Stored items:
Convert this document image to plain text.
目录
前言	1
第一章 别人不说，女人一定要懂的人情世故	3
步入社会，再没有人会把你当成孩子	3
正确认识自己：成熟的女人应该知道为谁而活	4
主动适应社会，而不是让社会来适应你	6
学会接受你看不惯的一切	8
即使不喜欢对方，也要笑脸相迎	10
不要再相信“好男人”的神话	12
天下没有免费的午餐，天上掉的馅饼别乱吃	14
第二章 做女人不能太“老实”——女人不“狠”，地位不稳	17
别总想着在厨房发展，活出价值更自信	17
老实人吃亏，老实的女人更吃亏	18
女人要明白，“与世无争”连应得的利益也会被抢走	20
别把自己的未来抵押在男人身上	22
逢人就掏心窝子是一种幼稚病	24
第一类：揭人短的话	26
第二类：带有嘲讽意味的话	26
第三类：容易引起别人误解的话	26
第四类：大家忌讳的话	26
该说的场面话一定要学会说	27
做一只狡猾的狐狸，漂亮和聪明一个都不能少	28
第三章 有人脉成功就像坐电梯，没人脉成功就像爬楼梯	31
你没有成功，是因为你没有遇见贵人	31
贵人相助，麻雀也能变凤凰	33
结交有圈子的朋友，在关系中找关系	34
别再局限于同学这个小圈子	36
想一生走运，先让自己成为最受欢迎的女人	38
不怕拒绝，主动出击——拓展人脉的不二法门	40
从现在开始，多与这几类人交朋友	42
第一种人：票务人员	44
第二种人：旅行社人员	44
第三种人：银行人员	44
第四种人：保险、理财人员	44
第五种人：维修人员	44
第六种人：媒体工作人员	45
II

» The exercise: Quote all the records. Keep every word exact.

» Exercise result:
Convert this document image to plain text.
目录
前言	1
第一章 别人不说，女人一定要懂的人情世故	3
步入社会，再没有人会把你当成孩子	3
正确认识自己：成熟的女人应该知道为谁而活	4
主动适应社会，而不是让社会来适应你	6
学会接受你看不惯的一切	8
即使不喜欢对方，也要笑脸相迎	10
不要再相信“好男人”的神话	12
天下没有免费的午餐，天上掉的馅饼别乱吃	14
第二章 做女人不能太“老实”——女人不“狠”，地位不稳	17
别总想着在厨房发展，活出价值更自信	17
老实人吃亏，老实的女人更吃亏	18
女人要明白，“与世无争”连应得的利益也会被抢走	20
别把自己的未来抵押在男人身上	22
逢人就掏心窝子是一种幼稚病	24
第一类：揭人短的话	26
第二类：带有嘲讽意味的话	26
第三类：容易引起别人误解的话	26
第四类：大家忌讳的话	26
该说的场面话一定要学会说	27
做一只狡猾的狐狸，漂亮和聪明一个都不能少	28
第三章 有人脉成功就像坐电梯，没人脉成功就像爬楼梯	31
你没有成功，是因为你没有遇见贵人	31
贵人相助，麻雀也能变凤凰	33
结交有圈子的朋友，在关系中找关系	34
别再局限于同学这个小圈子	36
想一生走运，先让自己成为最受欢迎的女人	38
不怕拒绝，主动出击——拓展人脉的不二法门	40
从现在开始，多与这几类人交朋友	42
第一种人：票务人员	44
第二种人：旅行社人员	44
第三种人：银行人员	44
第四种人：保险、理财人员	44
第五种人：维修人员	44
第六种人：媒体工作人员	45
II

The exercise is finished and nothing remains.